» What is needed
Below are the records; copy each line in them that holds the word "this".

******************************

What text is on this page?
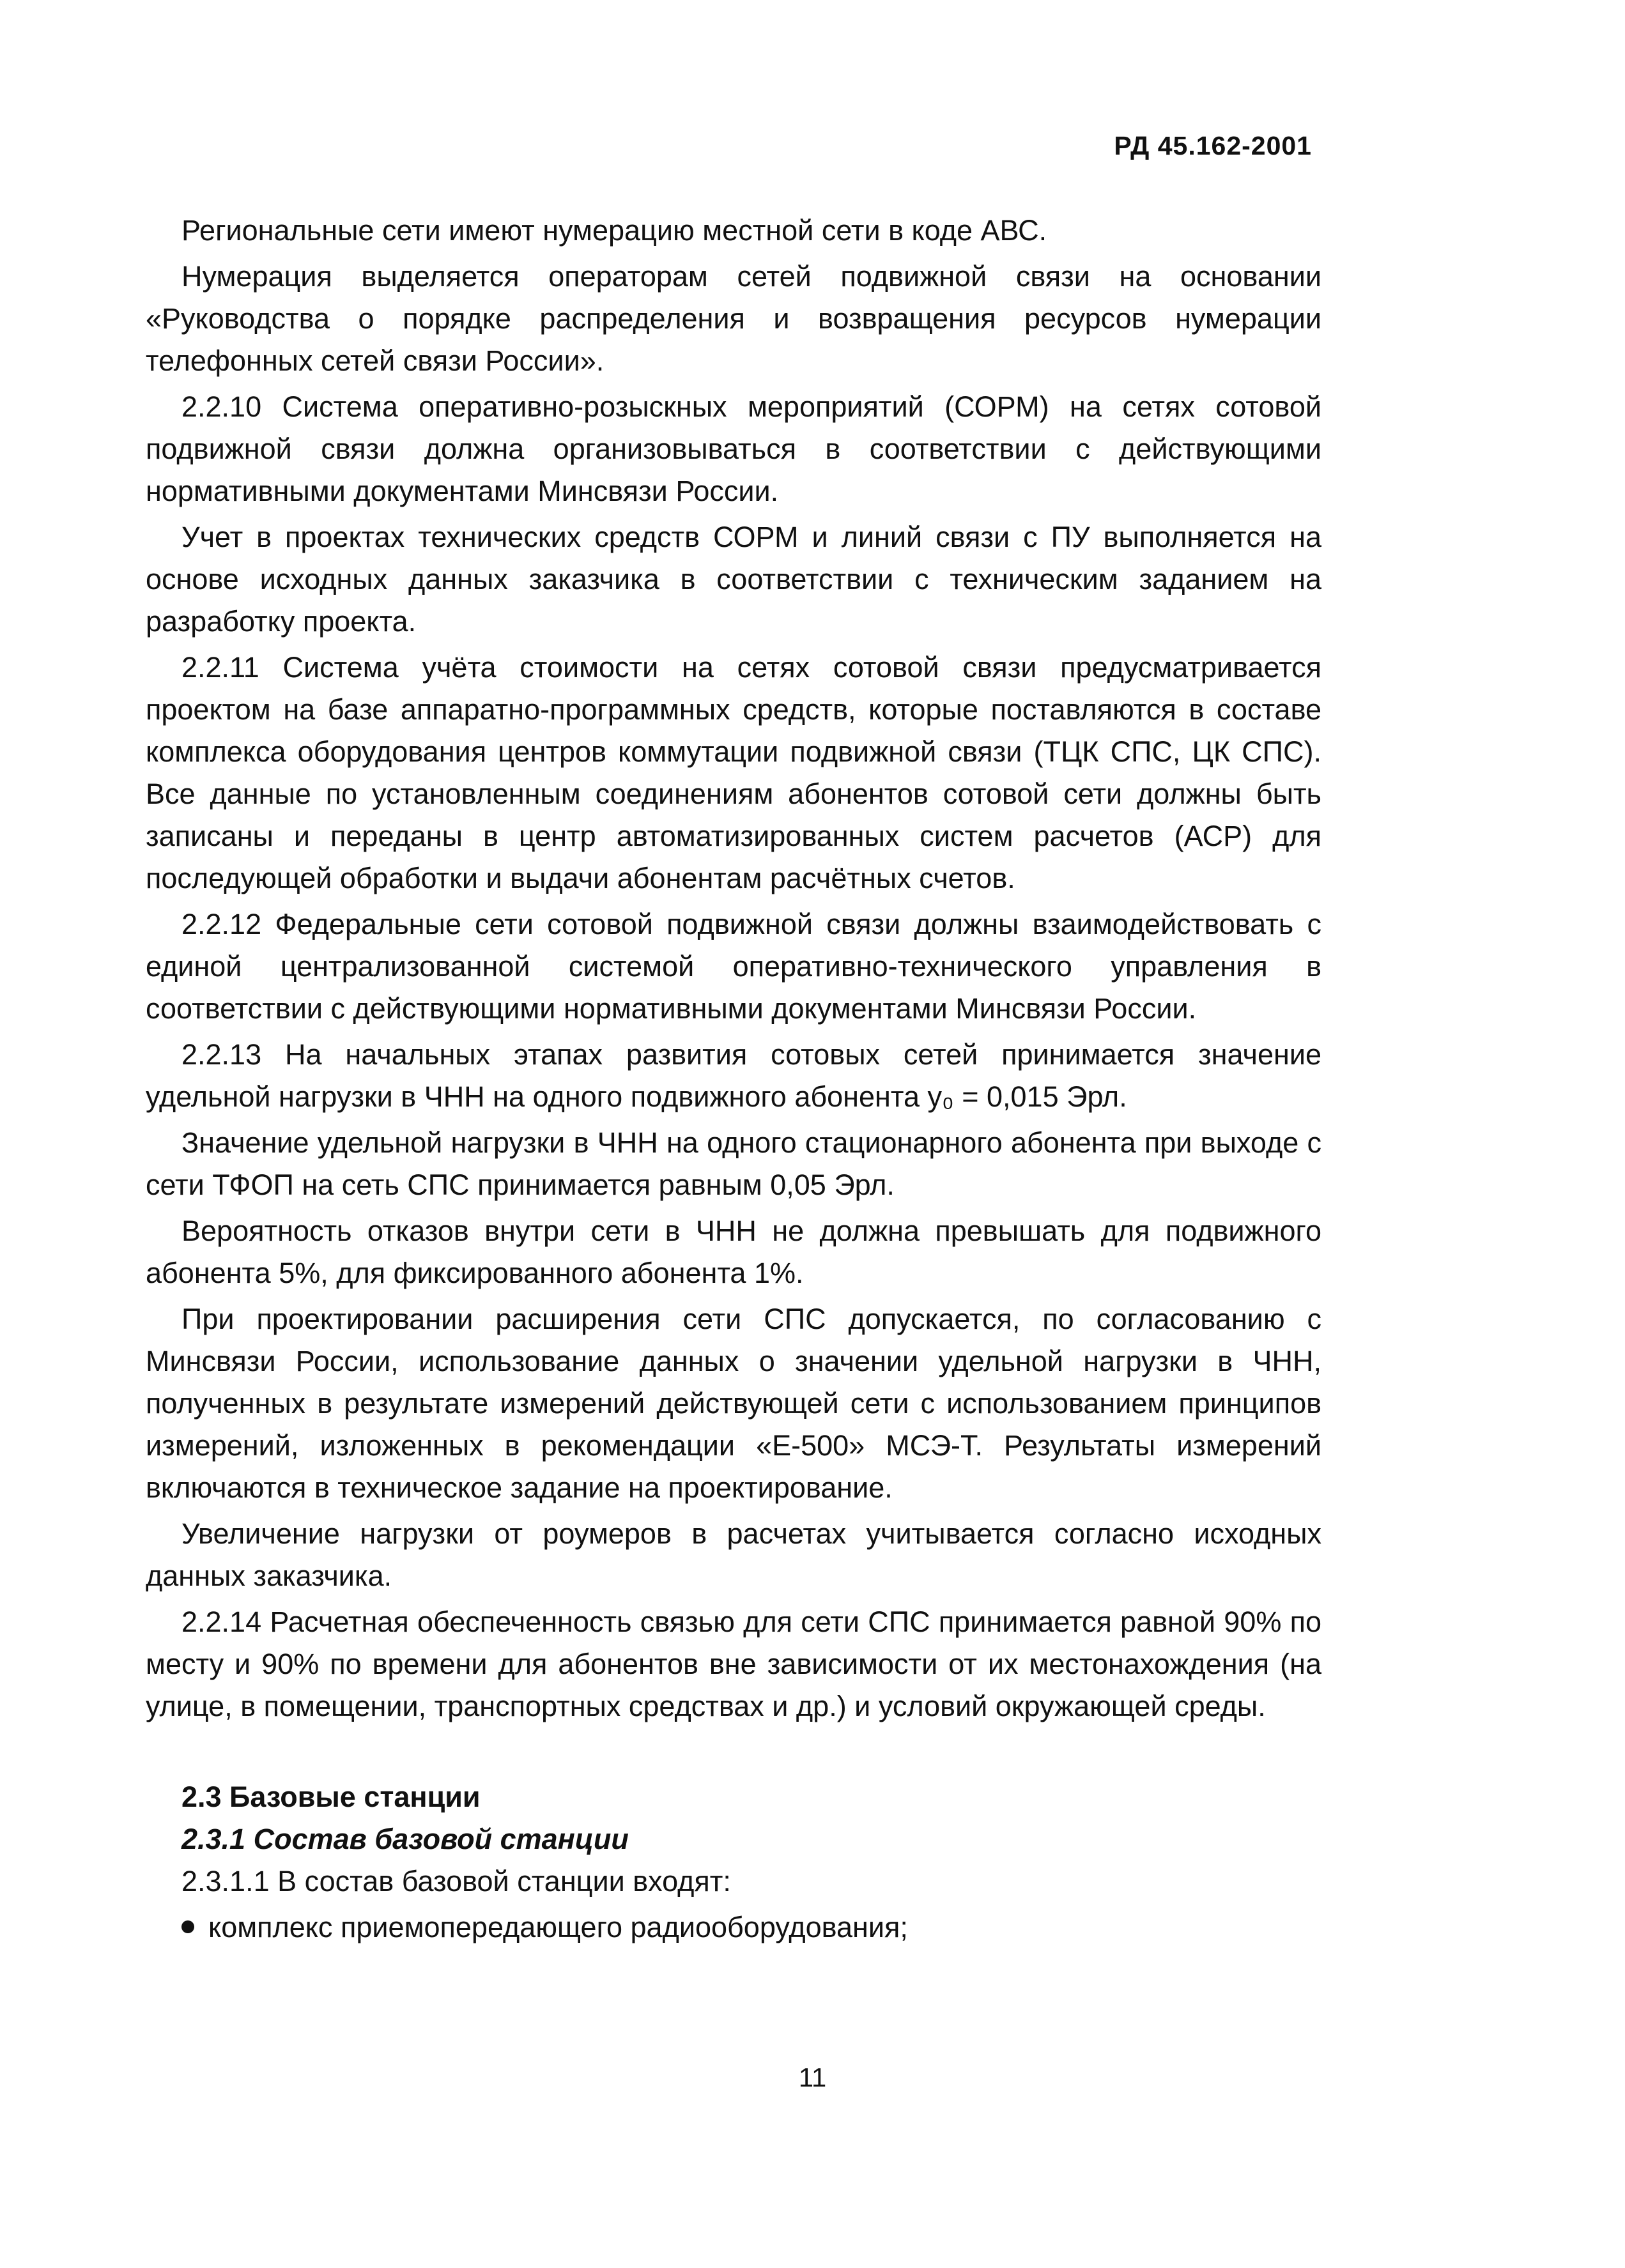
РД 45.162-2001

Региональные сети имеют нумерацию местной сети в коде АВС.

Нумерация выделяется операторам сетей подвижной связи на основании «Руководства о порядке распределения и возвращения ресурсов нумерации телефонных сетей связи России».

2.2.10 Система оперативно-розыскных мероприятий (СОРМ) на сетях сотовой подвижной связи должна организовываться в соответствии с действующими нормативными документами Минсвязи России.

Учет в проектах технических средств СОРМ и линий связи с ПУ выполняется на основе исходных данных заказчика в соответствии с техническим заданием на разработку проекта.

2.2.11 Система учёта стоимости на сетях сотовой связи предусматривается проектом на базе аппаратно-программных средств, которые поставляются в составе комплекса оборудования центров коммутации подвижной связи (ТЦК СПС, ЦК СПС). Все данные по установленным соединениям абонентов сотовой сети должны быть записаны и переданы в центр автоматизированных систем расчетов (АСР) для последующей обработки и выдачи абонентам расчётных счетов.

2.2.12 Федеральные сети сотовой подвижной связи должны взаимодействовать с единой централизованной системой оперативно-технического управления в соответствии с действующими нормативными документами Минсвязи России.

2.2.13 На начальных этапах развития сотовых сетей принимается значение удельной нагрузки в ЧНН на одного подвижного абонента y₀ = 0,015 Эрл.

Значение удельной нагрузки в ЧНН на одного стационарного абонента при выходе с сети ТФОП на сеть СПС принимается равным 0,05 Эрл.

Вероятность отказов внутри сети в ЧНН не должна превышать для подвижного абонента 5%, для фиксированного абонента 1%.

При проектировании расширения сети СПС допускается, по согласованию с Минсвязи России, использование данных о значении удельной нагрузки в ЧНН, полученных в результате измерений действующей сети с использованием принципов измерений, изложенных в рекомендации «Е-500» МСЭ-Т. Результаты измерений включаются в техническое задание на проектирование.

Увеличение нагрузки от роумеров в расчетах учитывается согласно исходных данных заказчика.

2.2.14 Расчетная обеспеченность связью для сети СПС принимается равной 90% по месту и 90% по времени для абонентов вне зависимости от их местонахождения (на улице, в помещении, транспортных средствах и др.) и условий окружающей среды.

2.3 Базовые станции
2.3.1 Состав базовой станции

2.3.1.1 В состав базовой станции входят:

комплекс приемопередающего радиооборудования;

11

******************************

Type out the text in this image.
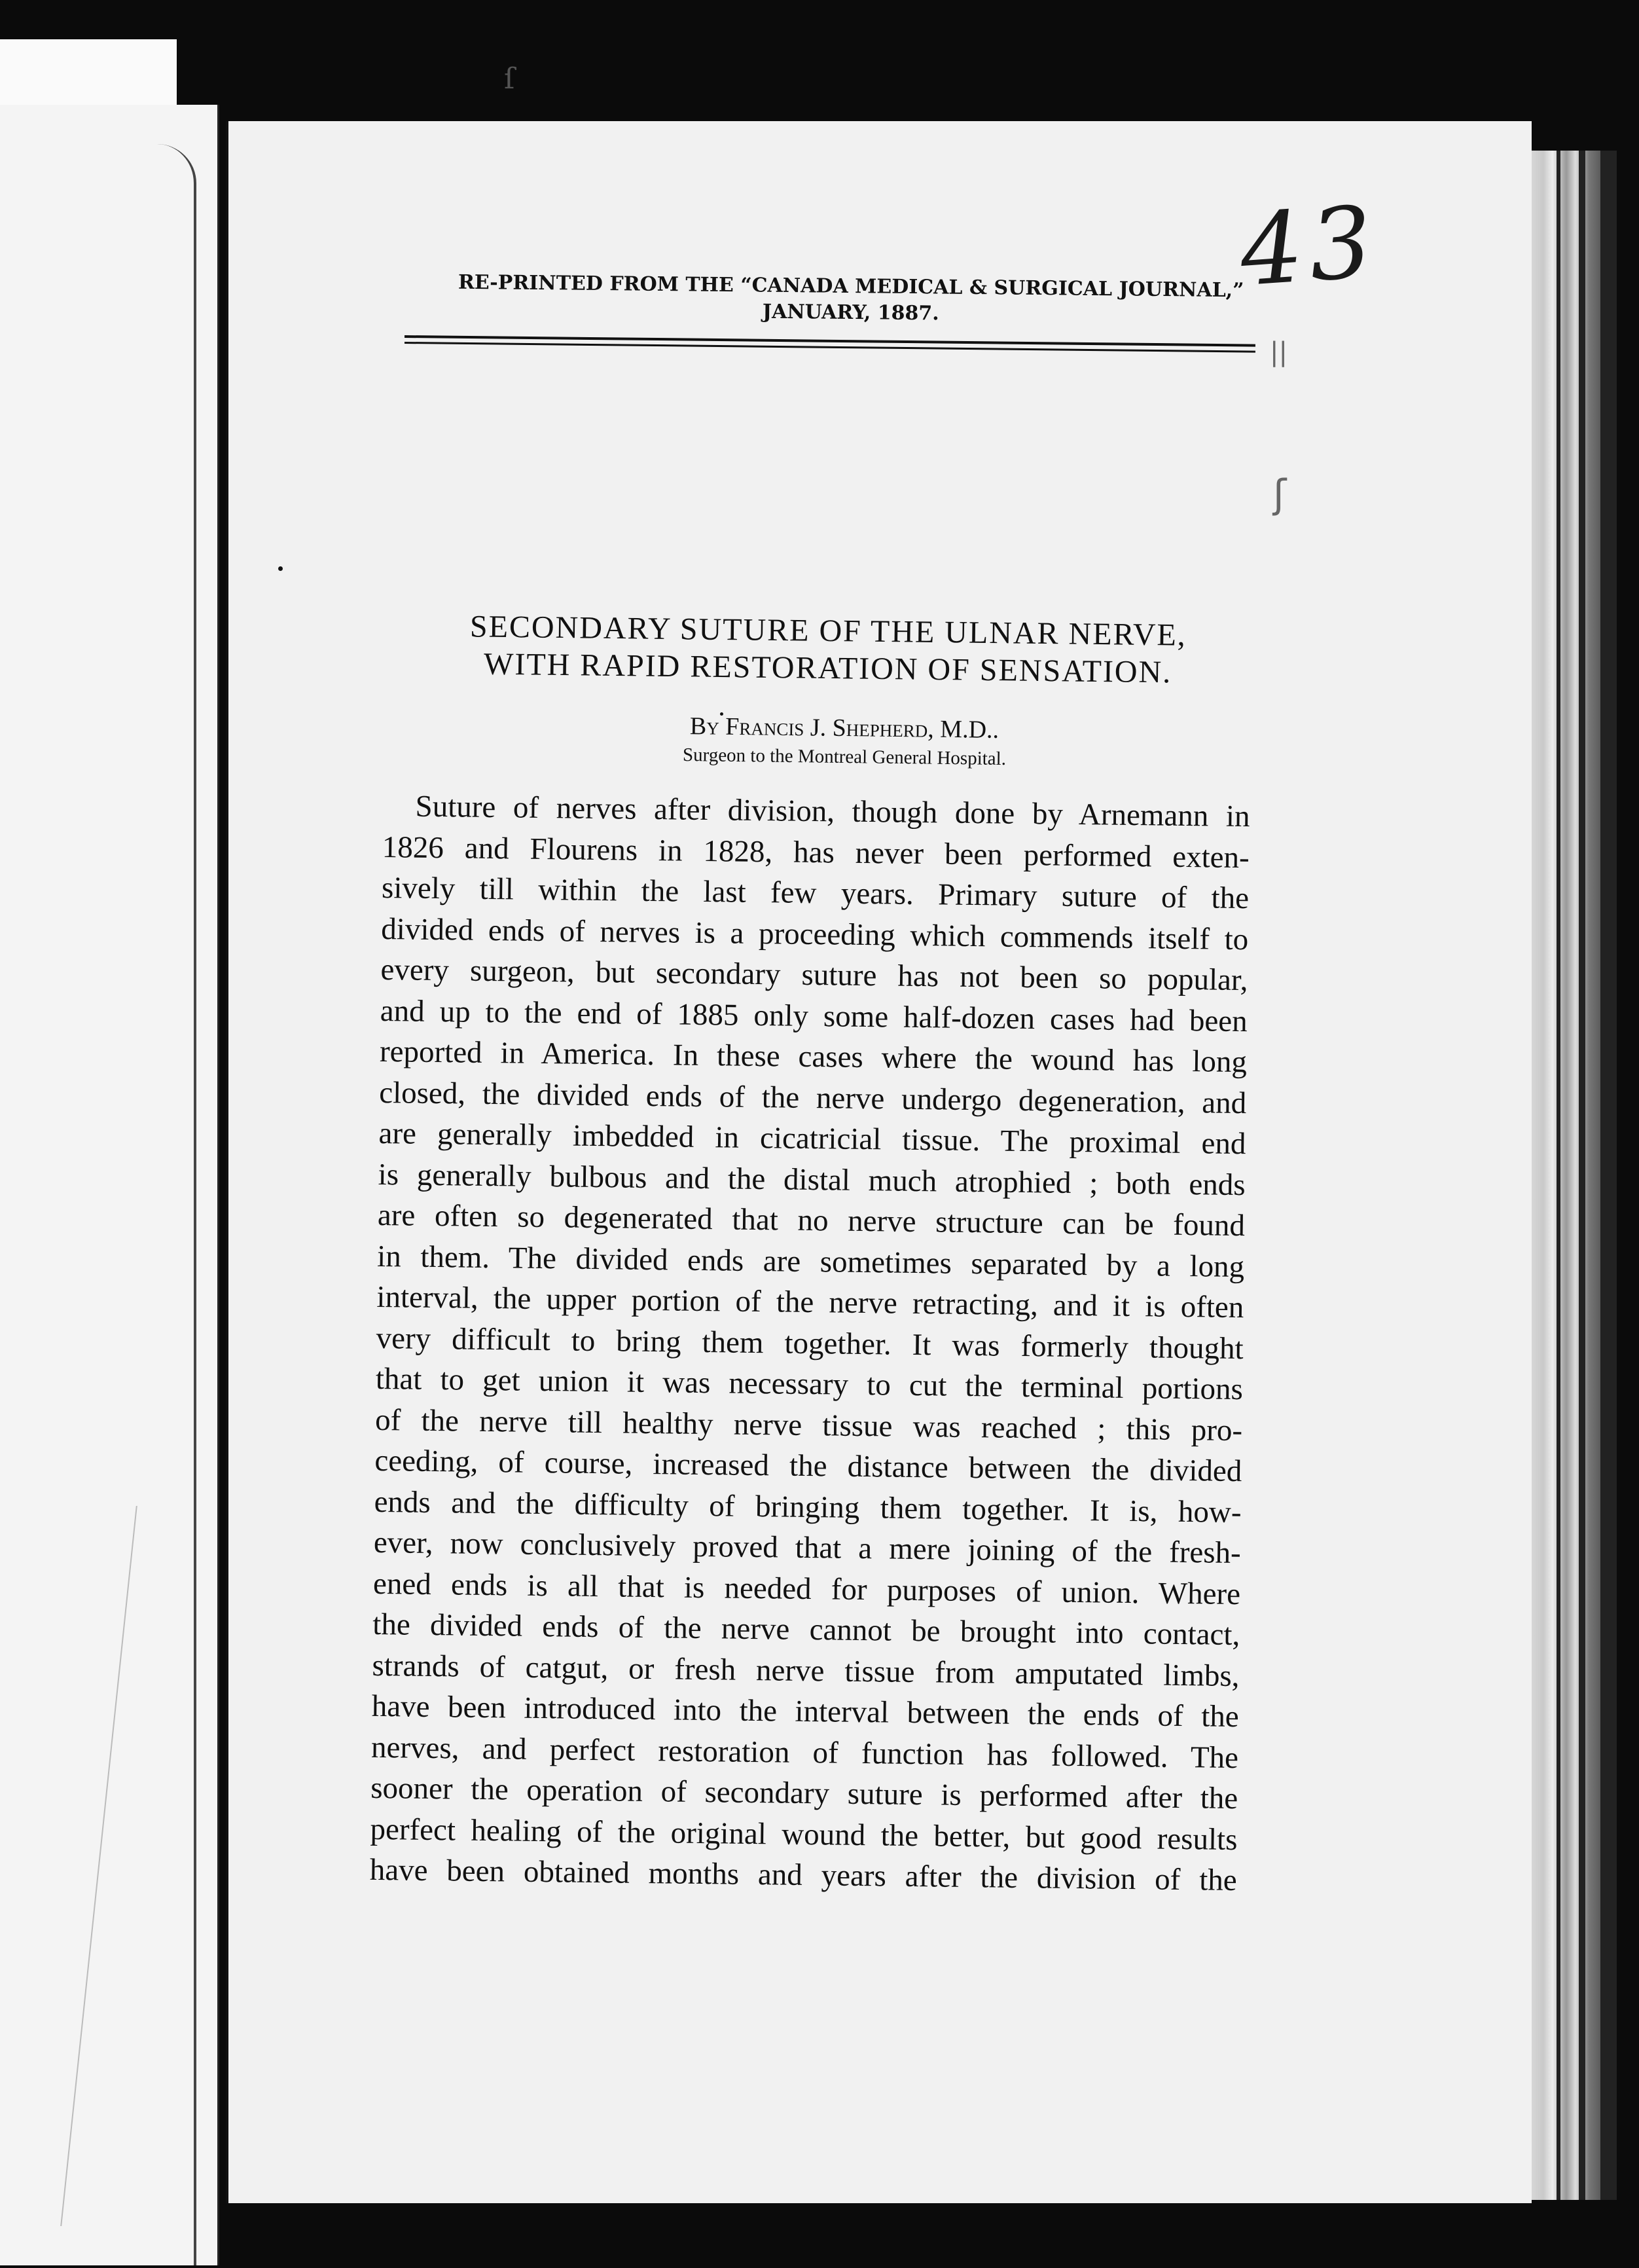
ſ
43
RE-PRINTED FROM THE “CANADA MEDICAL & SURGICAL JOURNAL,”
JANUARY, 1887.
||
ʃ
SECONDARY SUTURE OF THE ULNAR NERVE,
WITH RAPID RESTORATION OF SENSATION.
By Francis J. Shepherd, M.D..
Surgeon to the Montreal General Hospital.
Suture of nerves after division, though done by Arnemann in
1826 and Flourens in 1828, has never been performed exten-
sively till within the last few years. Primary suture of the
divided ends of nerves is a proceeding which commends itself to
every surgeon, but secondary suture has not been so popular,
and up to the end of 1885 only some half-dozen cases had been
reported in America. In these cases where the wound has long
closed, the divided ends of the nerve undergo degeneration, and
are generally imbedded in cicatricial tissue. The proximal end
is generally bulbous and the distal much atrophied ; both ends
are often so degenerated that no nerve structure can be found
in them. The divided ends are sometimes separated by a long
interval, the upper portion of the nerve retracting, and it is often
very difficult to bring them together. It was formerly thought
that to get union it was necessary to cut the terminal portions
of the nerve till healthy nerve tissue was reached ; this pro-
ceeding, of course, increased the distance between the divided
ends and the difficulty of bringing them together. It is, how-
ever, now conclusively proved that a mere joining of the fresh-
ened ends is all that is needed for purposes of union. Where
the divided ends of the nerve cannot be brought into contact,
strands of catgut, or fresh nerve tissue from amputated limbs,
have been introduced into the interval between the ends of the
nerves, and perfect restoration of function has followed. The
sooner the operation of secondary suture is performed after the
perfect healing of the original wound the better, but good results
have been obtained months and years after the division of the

******************************

» Exercise result
What text is on this page?
Type out the text in this image.
of the nerve till healthy nerve tissue was reached ; this pro-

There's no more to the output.